#### WORK INSTRUCTIONS
Give only the count of lines containing "text".

━━ RECORDS SHOWN ━━

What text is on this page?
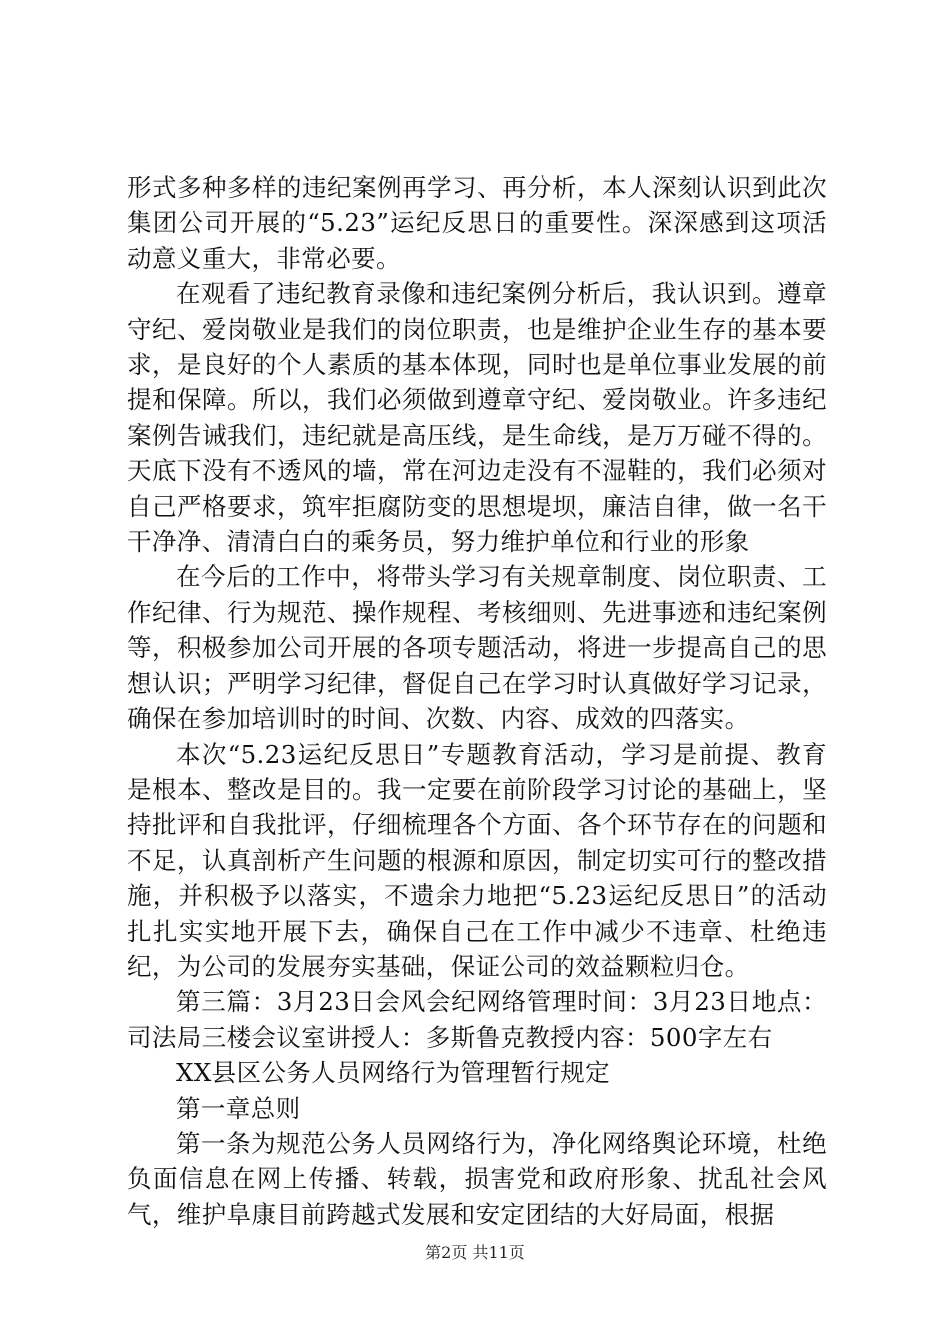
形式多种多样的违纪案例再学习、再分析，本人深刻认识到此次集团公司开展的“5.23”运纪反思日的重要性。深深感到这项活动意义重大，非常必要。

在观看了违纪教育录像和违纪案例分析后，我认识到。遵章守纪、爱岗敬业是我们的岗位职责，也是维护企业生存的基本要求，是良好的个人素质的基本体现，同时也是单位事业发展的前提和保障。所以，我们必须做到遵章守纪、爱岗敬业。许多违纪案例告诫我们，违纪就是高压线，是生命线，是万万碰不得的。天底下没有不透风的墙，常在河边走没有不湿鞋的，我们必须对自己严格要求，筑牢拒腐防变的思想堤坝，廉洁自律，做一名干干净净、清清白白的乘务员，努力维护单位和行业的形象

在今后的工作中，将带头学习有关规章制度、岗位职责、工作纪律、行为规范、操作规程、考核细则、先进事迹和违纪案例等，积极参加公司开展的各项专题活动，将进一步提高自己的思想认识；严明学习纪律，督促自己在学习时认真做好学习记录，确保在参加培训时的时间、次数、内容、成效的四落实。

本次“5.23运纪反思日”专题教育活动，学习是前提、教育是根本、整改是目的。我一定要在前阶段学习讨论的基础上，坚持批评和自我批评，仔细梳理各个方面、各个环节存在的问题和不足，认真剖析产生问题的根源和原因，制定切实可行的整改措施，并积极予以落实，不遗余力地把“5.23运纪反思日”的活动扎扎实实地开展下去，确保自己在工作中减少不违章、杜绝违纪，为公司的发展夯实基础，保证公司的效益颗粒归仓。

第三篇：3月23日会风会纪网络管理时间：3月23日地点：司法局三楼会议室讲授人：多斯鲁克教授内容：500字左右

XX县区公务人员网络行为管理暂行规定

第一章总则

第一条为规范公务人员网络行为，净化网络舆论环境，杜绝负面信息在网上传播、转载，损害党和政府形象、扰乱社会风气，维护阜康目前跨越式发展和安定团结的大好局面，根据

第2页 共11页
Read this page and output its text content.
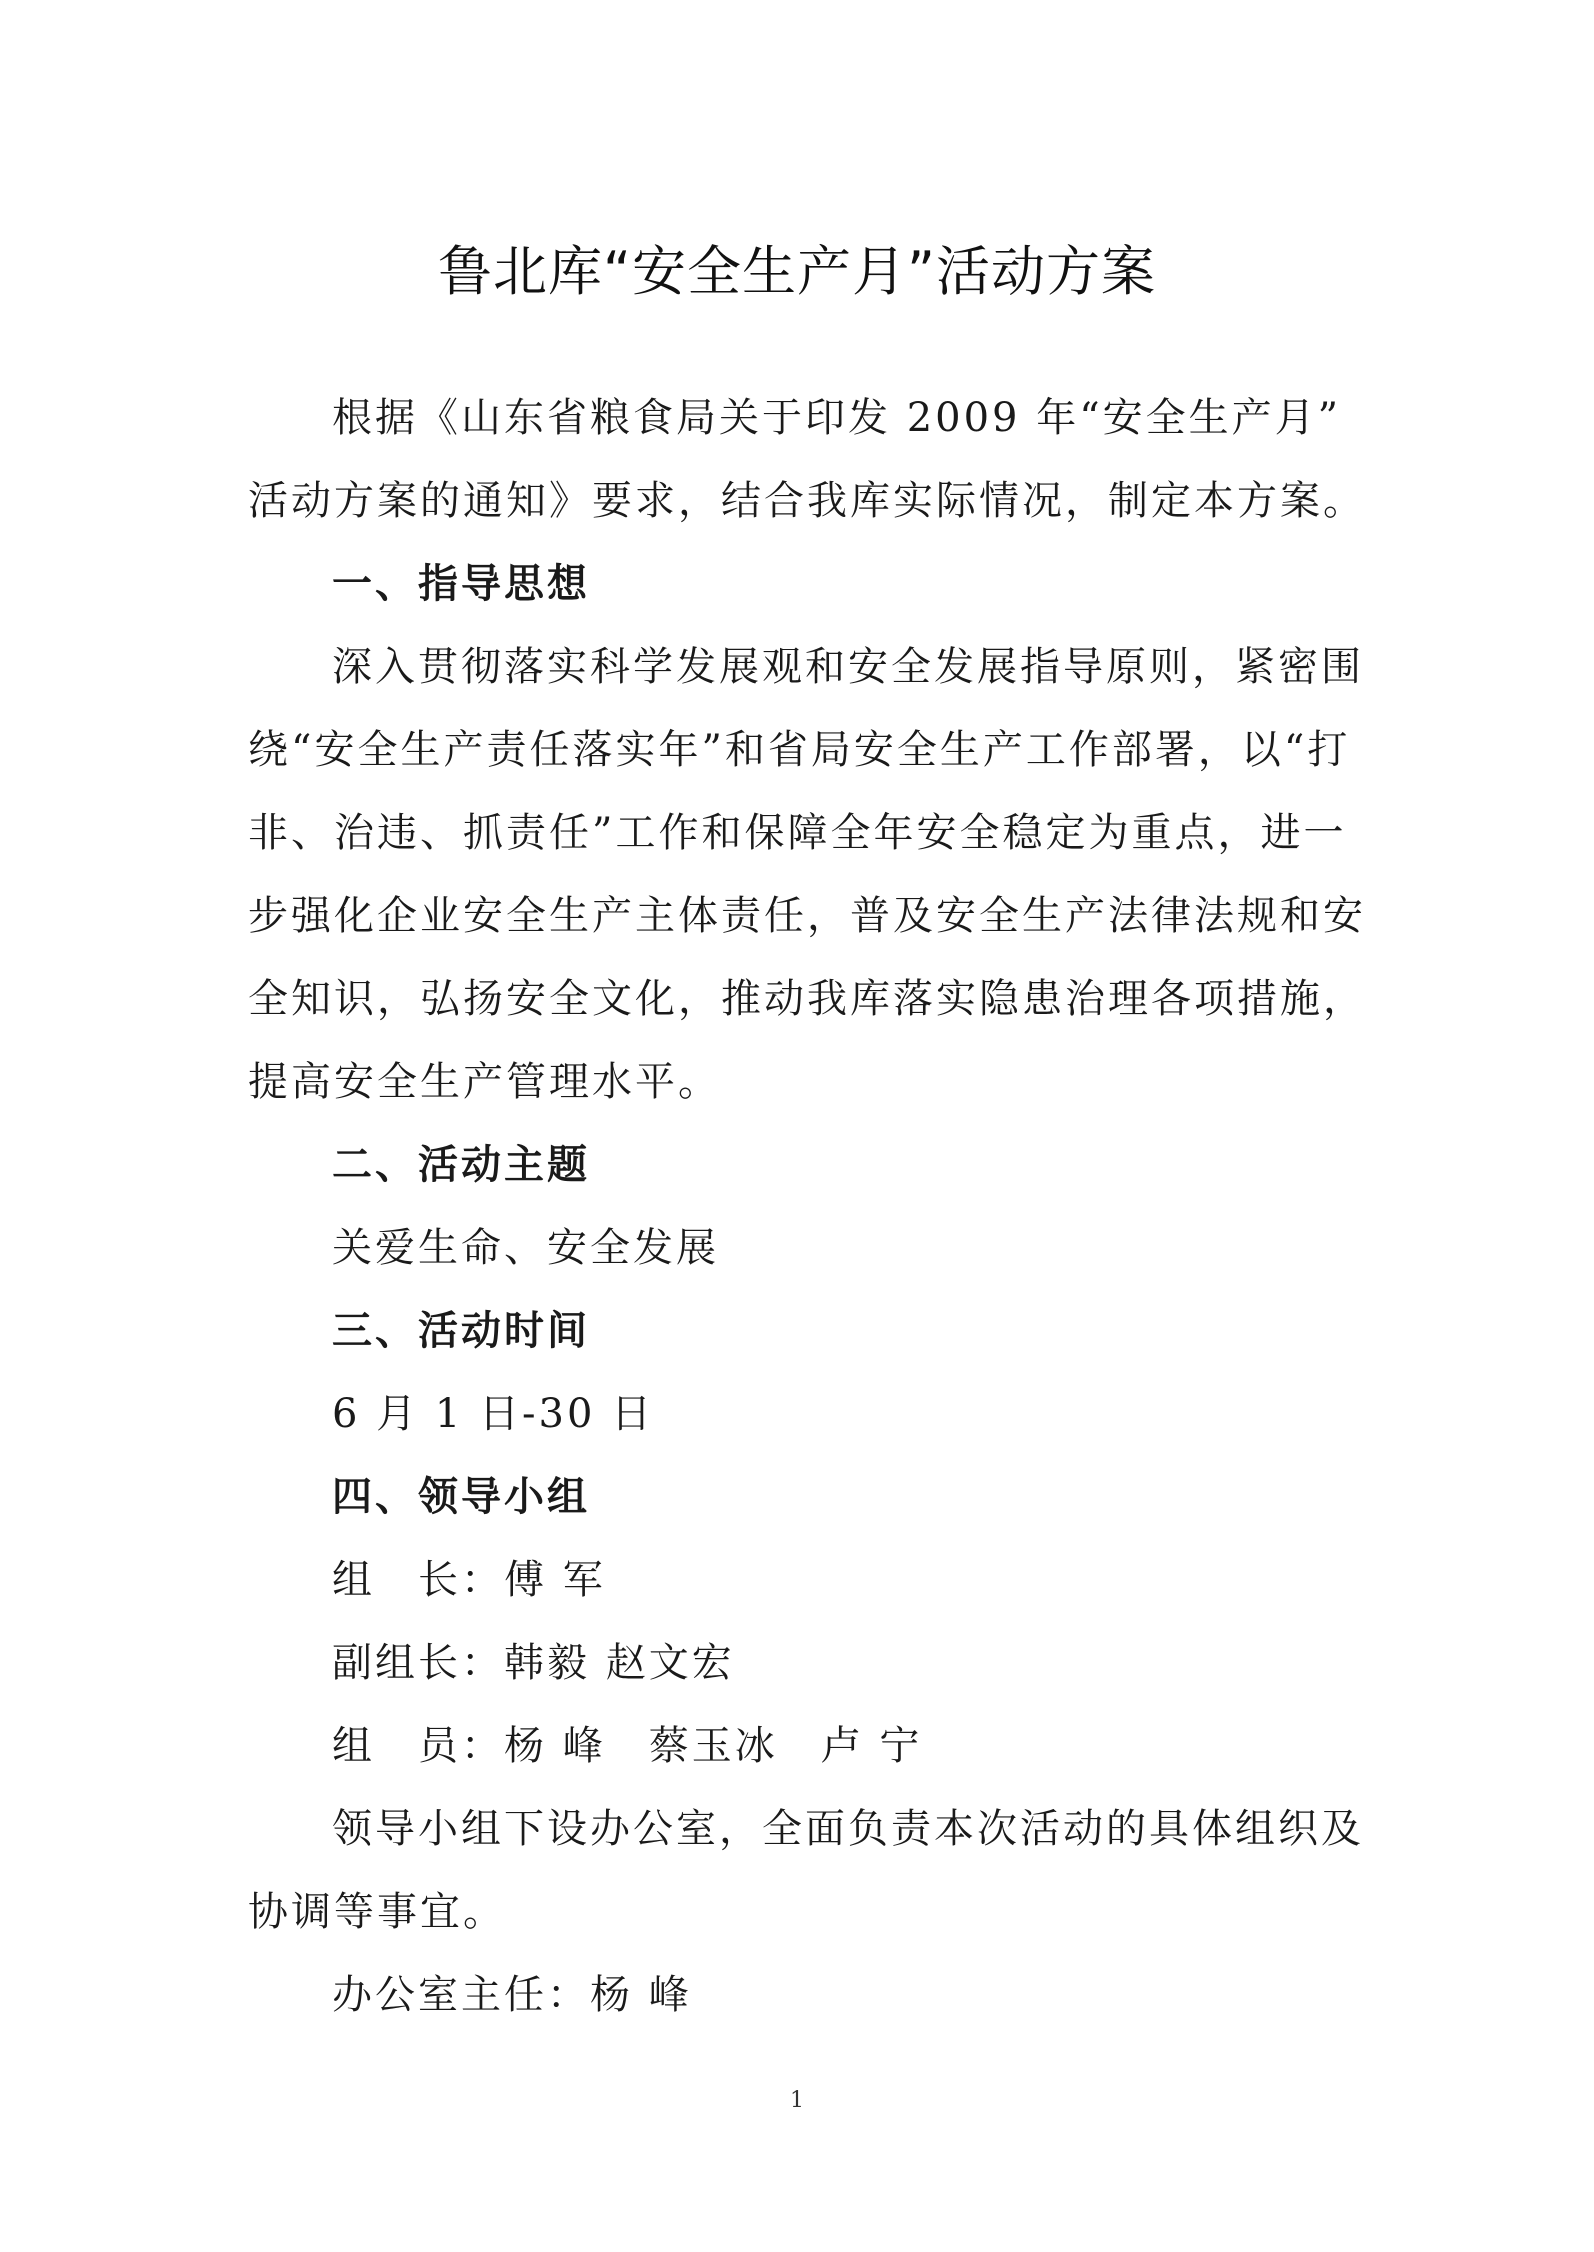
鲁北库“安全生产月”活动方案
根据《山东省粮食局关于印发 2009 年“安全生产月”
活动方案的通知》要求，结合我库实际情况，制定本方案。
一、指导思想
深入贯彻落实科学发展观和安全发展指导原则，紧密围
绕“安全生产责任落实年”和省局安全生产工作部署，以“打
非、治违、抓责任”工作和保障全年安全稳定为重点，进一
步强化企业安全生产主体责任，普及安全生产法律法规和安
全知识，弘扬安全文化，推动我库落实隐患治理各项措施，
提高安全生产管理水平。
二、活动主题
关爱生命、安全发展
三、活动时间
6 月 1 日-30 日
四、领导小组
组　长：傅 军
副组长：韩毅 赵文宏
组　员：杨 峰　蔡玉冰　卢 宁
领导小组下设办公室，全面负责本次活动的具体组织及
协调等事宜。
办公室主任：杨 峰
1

━━━

#### EXERCISE OUTPUT
2